_Aim_: Show every line in the records below that contains the word "Bank".
# Data excerpts start
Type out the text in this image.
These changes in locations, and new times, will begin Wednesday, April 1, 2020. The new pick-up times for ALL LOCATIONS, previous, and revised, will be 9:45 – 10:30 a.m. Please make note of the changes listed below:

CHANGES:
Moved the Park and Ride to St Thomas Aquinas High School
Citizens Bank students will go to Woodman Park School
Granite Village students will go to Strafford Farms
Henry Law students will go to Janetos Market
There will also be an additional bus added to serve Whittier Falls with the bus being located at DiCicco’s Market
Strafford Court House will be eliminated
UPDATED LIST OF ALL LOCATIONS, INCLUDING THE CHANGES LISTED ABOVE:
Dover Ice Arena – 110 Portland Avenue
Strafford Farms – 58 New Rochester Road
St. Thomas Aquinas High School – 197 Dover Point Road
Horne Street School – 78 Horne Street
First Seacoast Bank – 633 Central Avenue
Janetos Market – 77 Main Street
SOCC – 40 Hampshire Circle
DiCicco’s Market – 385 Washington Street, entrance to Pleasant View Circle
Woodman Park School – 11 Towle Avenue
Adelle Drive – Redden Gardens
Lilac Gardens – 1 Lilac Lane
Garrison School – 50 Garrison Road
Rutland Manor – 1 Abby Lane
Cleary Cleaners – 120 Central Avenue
# Data excerpts end
# Data excerpts start
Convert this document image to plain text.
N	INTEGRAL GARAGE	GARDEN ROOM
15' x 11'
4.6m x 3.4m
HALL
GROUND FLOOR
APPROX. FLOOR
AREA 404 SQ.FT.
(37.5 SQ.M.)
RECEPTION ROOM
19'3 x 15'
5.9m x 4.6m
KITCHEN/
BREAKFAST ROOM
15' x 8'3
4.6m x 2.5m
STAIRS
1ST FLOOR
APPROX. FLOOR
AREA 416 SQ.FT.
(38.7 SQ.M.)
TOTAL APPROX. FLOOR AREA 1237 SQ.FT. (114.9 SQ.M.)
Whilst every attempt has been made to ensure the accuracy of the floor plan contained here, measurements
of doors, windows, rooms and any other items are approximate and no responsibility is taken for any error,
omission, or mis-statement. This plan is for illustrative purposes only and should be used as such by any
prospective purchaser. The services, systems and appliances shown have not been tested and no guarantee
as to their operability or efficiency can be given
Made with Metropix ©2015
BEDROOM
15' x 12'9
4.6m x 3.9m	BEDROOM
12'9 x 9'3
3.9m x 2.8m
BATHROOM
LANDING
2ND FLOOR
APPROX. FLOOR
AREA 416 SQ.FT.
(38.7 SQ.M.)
# Data excerpts end
_Final result_:
Citizens Bank students will go to Woodman Park School
First Seacoast Bank – 633 Central Avenue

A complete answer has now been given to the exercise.